Exercise details:
Repeat, exactly and completely, the material that follows. Omit the pictures.

Provided material:
►

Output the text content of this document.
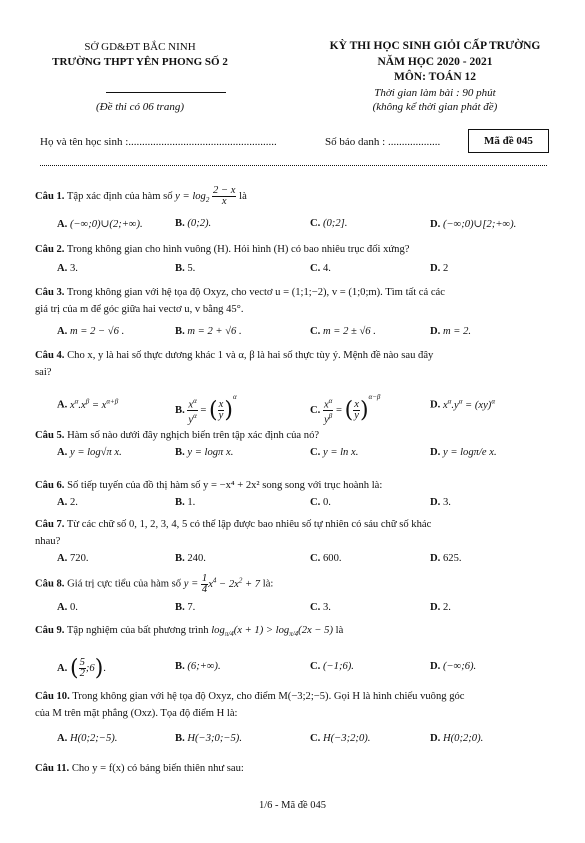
SỞ GD&ĐT BẮC NINH
TRƯỜNG THPT YÊN PHONG SỐ 2
(Đề thi có 06 trang)
KỲ THI HỌC SINH GIỎI CẤP TRƯỜNG
NĂM HỌC 2020 - 2021
MÔN: TOÁN 12
Thời gian làm bài : 90 phút
(không kể thời gian phát đề)
Họ và tên học sinh :......................................................	Số báo danh : ...................	Mã đề 045
Câu 1. Tập xác định của hàm số $y = \log_2 \frac{2 - x}{x}$ là
A. (−∞;0)∪(2;+∞).	B. (0;2).	C. (0;2].	D. (−∞;0)∪[2;+∞).
Câu 2. Trong không gian cho hình vuông (H). Hỏi hình (H) có bao nhiêu trục đối xứng?
A. 3.	B. 5.	C. 4.	D. 2
Câu 3. Trong không gian với hệ tọa độ Oxyz, cho vectơ u = (1;1;−2), v = (1;0;m). Tìm tất cả các
giá trị của m để góc giữa hai vectơ u, v bằng 45°.
A. m = 2 − √6 .	B. m = 2 + √6 .	C. m = 2 ± √6 .	D. m = 2.
Câu 4. Cho x, y là hai số thực dương khác 1 và α, β là hai số thực tùy ý. Mệnh đề nào sau đây
sai?
A. $x^\alpha.x^\beta = x^{\alpha+\beta}$
B. $\frac{x^\alpha}{y^\alpha}$ = ( $\frac{x}{y} )^\alpha$
C. $\frac{x^\alpha}{y^\beta}$ = ( $\frac{x}{y} )^{\alpha-\beta}$
D. $x^\alpha.y^\alpha = (xy)^\alpha$
Câu 5. Hàm số nào dưới đây nghịch biến trên tập xác định của nó?
A. y = log√π x.	B. y = logπ x.	C. y = ln x.	D. y = logπ/e x.
Câu 6. Số tiếp tuyến của đồ thị hàm số y = −x⁴ + 2x² song song với trục hoành là:
A. 2.	B. 1.	C. 0.	D. 3.
Câu 7. Từ các chữ số 0, 1, 2, 3, 4, 5 có thể lập được bao nhiêu số tự nhiên có sáu chữ số khác
nhau?
A. 720.	B. 240.	C. 600.	D. 625.
Câu 8. Giá trị cực tiểu của hàm số $y = \frac{1}{4} x^4 - 2x^2 + 7$ là:
A. 0.	B. 7.	C. 3.	D. 2.
Câu 9. Tập nghiệm của bất phương trình $\log_{\pi/4}(x + 1) > \log_{\pi/4}(2x - 5)$ là
A. ( $\frac{5}{2}$ ;6).	B. (6;+∞).	C. (−1;6).	D. (−∞;6).
Câu 10. Trong không gian với hệ tọa độ Oxyz, cho điểm M(−3;2;−5). Gọi H là hình chiếu vuông góc
của M trên mặt phẳng (Oxz). Tọa độ điểm H là:
A. H(0;2;−5).	B. H(−3;0;−5).	C. H(−3;2;0).	D. H(0;2;0).
Câu 11. Cho y = f(x) có bảng biến thiên như sau:
1/6 - Mã đề 045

◄

Correct response:
Output the text content of this document.
SỞ GD&ĐT BẮC NINH
TRƯỜNG THPT YÊN PHONG SỐ 2
(Đề thi có 06 trang)
KỲ THI HỌC SINH GIỎI CẤP TRƯỜNG
NĂM HỌC 2020 - 2021
MÔN: TOÁN 12
Thời gian làm bài : 90 phút
(không kể thời gian phát đề)
Họ và tên học sinh :......................................................	Số báo danh : ...................	Mã đề 045
Câu 1. Tập xác định của hàm số $y = \log_2 \frac{2 - x}{x}$ là
A. (−∞;0)∪(2;+∞).	B. (0;2).	C. (0;2].	D. (−∞;0)∪[2;+∞).
Câu 2. Trong không gian cho hình vuông (H). Hỏi hình (H) có bao nhiêu trục đối xứng?
A. 3.	B. 5.	C. 4.	D. 2
Câu 3. Trong không gian với hệ tọa độ Oxyz, cho vectơ u = (1;1;−2), v = (1;0;m). Tìm tất cả các
giá trị của m để góc giữa hai vectơ u, v bằng 45°.
A. m = 2 − √6 .	B. m = 2 + √6 .	C. m = 2 ± √6 .	D. m = 2.
Câu 4. Cho x, y là hai số thực dương khác 1 và α, β là hai số thực tùy ý. Mệnh đề nào sau đây
sai?
A. $x^\alpha.x^\beta = x^{\alpha+\beta}$
B. $\frac{x^\alpha}{y^\alpha}$ = ( $\frac{x}{y} )^\alpha$
C. $\frac{x^\alpha}{y^\beta}$ = ( $\frac{x}{y} )^{\alpha-\beta}$
D. $x^\alpha.y^\alpha = (xy)^\alpha$
Câu 5. Hàm số nào dưới đây nghịch biến trên tập xác định của nó?
A. y = log√π x.	B. y = logπ x.	C. y = ln x.	D. y = logπ/e x.
Câu 6. Số tiếp tuyến của đồ thị hàm số y = −x⁴ + 2x² song song với trục hoành là:
A. 2.	B. 1.	C. 0.	D. 3.
Câu 7. Từ các chữ số 0, 1, 2, 3, 4, 5 có thể lập được bao nhiêu số tự nhiên có sáu chữ số khác
nhau?
A. 720.	B. 240.	C. 600.	D. 625.
Câu 8. Giá trị cực tiểu của hàm số $y = \frac{1}{4} x^4 - 2x^2 + 7$ là:
A. 0.	B. 7.	C. 3.	D. 2.
Câu 9. Tập nghiệm của bất phương trình $\log_{\pi/4}(x + 1) > \log_{\pi/4}(2x - 5)$ là
A. ( $\frac{5}{2}$ ;6).	B. (6;+∞).	C. (−1;6).	D. (−∞;6).
Câu 10. Trong không gian với hệ tọa độ Oxyz, cho điểm M(−3;2;−5). Gọi H là hình chiếu vuông góc
của M trên mặt phẳng (Oxz). Tọa độ điểm H là:
A. H(0;2;−5).	B. H(−3;0;−5).	C. H(−3;2;0).	D. H(0;2;0).
Câu 11. Cho y = f(x) có bảng biến thiên như sau:
1/6 - Mã đề 045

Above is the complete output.